[Begin DATASET ROWS]
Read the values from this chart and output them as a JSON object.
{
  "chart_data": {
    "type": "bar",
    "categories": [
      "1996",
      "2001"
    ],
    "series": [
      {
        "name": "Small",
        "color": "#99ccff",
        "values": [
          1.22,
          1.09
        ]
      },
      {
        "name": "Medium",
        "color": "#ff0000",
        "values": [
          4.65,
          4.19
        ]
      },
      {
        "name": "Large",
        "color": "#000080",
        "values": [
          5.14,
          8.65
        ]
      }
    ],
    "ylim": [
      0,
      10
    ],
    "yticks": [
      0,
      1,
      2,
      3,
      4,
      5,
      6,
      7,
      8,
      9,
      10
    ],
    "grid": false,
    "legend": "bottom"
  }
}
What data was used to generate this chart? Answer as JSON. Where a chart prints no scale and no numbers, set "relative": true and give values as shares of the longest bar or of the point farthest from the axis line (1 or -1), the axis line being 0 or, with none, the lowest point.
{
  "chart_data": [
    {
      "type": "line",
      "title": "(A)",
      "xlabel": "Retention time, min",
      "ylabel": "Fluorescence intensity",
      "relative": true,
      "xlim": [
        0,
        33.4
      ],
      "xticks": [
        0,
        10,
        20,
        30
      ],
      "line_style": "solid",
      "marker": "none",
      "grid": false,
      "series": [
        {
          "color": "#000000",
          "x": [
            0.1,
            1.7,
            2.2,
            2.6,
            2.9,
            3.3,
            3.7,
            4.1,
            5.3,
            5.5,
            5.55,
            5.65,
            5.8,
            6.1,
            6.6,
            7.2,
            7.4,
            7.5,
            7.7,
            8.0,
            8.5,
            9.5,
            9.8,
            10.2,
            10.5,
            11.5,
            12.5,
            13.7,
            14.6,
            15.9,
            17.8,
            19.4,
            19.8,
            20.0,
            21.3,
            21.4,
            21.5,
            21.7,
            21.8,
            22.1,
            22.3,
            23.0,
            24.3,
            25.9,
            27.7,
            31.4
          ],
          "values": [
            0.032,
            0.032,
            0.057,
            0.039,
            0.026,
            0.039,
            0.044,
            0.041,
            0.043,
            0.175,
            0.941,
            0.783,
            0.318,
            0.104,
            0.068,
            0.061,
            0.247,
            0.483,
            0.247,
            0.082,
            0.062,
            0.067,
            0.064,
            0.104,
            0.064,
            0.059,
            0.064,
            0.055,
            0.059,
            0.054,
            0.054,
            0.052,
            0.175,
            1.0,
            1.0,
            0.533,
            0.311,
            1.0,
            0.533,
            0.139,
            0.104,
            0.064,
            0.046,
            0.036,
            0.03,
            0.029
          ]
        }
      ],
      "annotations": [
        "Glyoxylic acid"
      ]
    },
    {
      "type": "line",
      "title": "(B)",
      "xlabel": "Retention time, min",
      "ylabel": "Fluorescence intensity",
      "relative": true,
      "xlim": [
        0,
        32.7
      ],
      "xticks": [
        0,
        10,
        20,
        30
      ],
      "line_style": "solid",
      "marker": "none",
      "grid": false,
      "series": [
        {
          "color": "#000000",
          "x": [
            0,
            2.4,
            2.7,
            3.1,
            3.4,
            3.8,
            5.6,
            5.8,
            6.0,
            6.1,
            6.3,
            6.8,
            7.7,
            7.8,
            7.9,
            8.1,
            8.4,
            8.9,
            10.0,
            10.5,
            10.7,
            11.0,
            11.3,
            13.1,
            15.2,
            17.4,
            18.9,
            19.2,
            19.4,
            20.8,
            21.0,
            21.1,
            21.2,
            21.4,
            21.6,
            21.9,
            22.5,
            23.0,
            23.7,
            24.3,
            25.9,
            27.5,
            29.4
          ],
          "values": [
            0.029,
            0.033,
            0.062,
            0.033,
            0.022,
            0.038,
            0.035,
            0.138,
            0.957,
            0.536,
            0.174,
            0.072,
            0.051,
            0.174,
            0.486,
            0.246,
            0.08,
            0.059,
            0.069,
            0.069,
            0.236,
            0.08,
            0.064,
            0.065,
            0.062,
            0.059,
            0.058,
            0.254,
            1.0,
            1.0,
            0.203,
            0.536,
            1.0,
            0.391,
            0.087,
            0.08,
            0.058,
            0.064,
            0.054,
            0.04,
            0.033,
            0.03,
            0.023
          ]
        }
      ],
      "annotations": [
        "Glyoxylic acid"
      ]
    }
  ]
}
[End DATASET ROWS]
TASK DIRECTIONS
Every line of the data above should be reproduced word for word.

SOLUTION TO THE EXERCISE
Read the values from this chart and output them as a JSON object.
{
  "chart_data": {
    "type": "bar",
    "categories": [
      "1996",
      "2001"
    ],
    "series": [
      {
        "name": "Small",
        "color": "#99ccff",
        "values": [
          1.22,
          1.09
        ]
      },
      {
        "name": "Medium",
        "color": "#ff0000",
        "values": [
          4.65,
          4.19
        ]
      },
      {
        "name": "Large",
        "color": "#000080",
        "values": [
          5.14,
          8.65
        ]
      }
    ],
    "ylim": [
      0,
      10
    ],
    "yticks": [
      0,
      1,
      2,
      3,
      4,
      5,
      6,
      7,
      8,
      9,
      10
    ],
    "grid": false,
    "legend": "bottom"
  }
}
What data was used to generate this chart? Answer as JSON. Where a chart prints no scale and no numbers, set "relative": true and give values as shares of the longest bar or of the point farthest from the axis line (1 or -1), the axis line being 0 or, with none, the lowest point.
{
  "chart_data": [
    {
      "type": "line",
      "title": "(A)",
      "xlabel": "Retention time, min",
      "ylabel": "Fluorescence intensity",
      "relative": true,
      "xlim": [
        0,
        33.4
      ],
      "xticks": [
        0,
        10,
        20,
        30
      ],
      "line_style": "solid",
      "marker": "none",
      "grid": false,
      "series": [
        {
          "color": "#000000",
          "x": [
            0.1,
            1.7,
            2.2,
            2.6,
            2.9,
            3.3,
            3.7,
            4.1,
            5.3,
            5.5,
            5.55,
            5.65,
            5.8,
            6.1,
            6.6,
            7.2,
            7.4,
            7.5,
            7.7,
            8.0,
            8.5,
            9.5,
            9.8,
            10.2,
            10.5,
            11.5,
            12.5,
            13.7,
            14.6,
            15.9,
            17.8,
            19.4,
            19.8,
            20.0,
            21.3,
            21.4,
            21.5,
            21.7,
            21.8,
            22.1,
            22.3,
            23.0,
            24.3,
            25.9,
            27.7,
            31.4
          ],
          "values": [
            0.032,
            0.032,
            0.057,
            0.039,
            0.026,
            0.039,
            0.044,
            0.041,
            0.043,
            0.175,
            0.941,
            0.783,
            0.318,
            0.104,
            0.068,
            0.061,
            0.247,
            0.483,
            0.247,
            0.082,
            0.062,
            0.067,
            0.064,
            0.104,
            0.064,
            0.059,
            0.064,
            0.055,
            0.059,
            0.054,
            0.054,
            0.052,
            0.175,
            1.0,
            1.0,
            0.533,
            0.311,
            1.0,
            0.533,
            0.139,
            0.104,
            0.064,
            0.046,
            0.036,
            0.03,
            0.029
          ]
        }
      ],
      "annotations": [
        "Glyoxylic acid"
      ]
    },
    {
      "type": "line",
      "title": "(B)",
      "xlabel": "Retention time, min",
      "ylabel": "Fluorescence intensity",
      "relative": true,
      "xlim": [
        0,
        32.7
      ],
      "xticks": [
        0,
        10,
        20,
        30
      ],
      "line_style": "solid",
      "marker": "none",
      "grid": false,
      "series": [
        {
          "color": "#000000",
          "x": [
            0,
            2.4,
            2.7,
            3.1,
            3.4,
            3.8,
            5.6,
            5.8,
            6.0,
            6.1,
            6.3,
            6.8,
            7.7,
            7.8,
            7.9,
            8.1,
            8.4,
            8.9,
            10.0,
            10.5,
            10.7,
            11.0,
            11.3,
            13.1,
            15.2,
            17.4,
            18.9,
            19.2,
            19.4,
            20.8,
            21.0,
            21.1,
            21.2,
            21.4,
            21.6,
            21.9,
            22.5,
            23.0,
            23.7,
            24.3,
            25.9,
            27.5,
            29.4
          ],
          "values": [
            0.029,
            0.033,
            0.062,
            0.033,
            0.022,
            0.038,
            0.035,
            0.138,
            0.957,
            0.536,
            0.174,
            0.072,
            0.051,
            0.174,
            0.486,
            0.246,
            0.08,
            0.059,
            0.069,
            0.069,
            0.236,
            0.08,
            0.064,
            0.065,
            0.062,
            0.059,
            0.058,
            0.254,
            1.0,
            1.0,
            0.203,
            0.536,
            1.0,
            0.391,
            0.087,
            0.08,
            0.058,
            0.064,
            0.054,
            0.04,
            0.033,
            0.03,
            0.023
          ]
        }
      ],
      "annotations": [
        "Glyoxylic acid"
      ]
    }
  ]
}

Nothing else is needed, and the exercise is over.